=== DOCUMENT EXTRACT ===
This past year was one of tremendous change and upheaval. From living in downtown Toronto to living nomadically in a van - it has definitely run the gamut in terms of all the places it has taken me.
2017 was the first year I wasn't actively pursuing post-secondary education, working full-time, taking courses/development in my field, volunteering or following a routine of any sort. Arguably it was the first moment I had to breathe (really ever) as I have been constantly moving/travelling/schooling/working since graduating High School 12 years ago. 2016 was a phenomenal year, packed with many intense joys and their equally devastating lows. It was a year of survival, finish lines, last-stretches and chapters closing. The magnitude of all of it framed what I hoped to accomplish in 2017: whatever I deemed as appropriate and fitting.
2017 was about shaking off unnecessary shit and getting to the root of myself. I made it as much about myself as I could - (un)learning, growing, healing and importantly: taking responsibility for myself. By putting myself out there and by digging in through hours of creative and personal work I was able to find a place where I could breathe. When I finally learned (for what felt like the first time) how to be present with myself, it became less and less important about what I didn't have, and rather, about what I was looking for. I spent the better part of 2017 mind-mapping, writing, journaling, doodling, crafting, creating, hiking, sleeping and digging into myself - and now that I'm here I can see more clearly what I need to move forward. As my goals and dreams manifest themselves on paper, it becomes less and less about newness and more and more about the consistency of practice. So here goes - the things that won't be making the cut in 2018.
=== DATASET CONTENT ===
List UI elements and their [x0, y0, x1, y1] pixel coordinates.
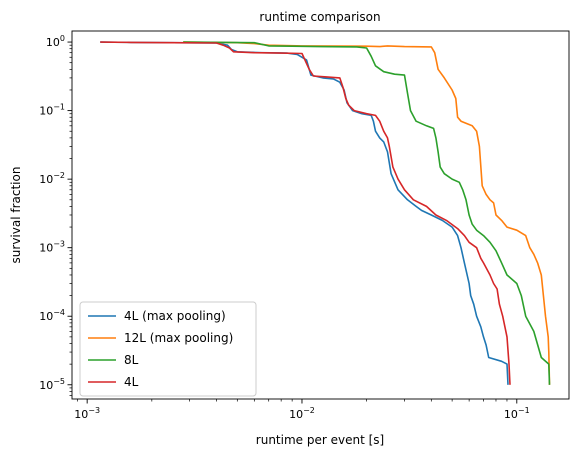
===
» WHAT TO WORK ON
Answer these from the year-in-review post.
1. Where did the writer live before living nomadically in a van?
2. How many years ago did the writer graduate from high school?
3. As the writer's goals take shape on paper, what does it become more and more about?

» ANSWER TO THE TASK
1. Downtown Toronto.
2. 12 years ago.
3. The consistency of practice.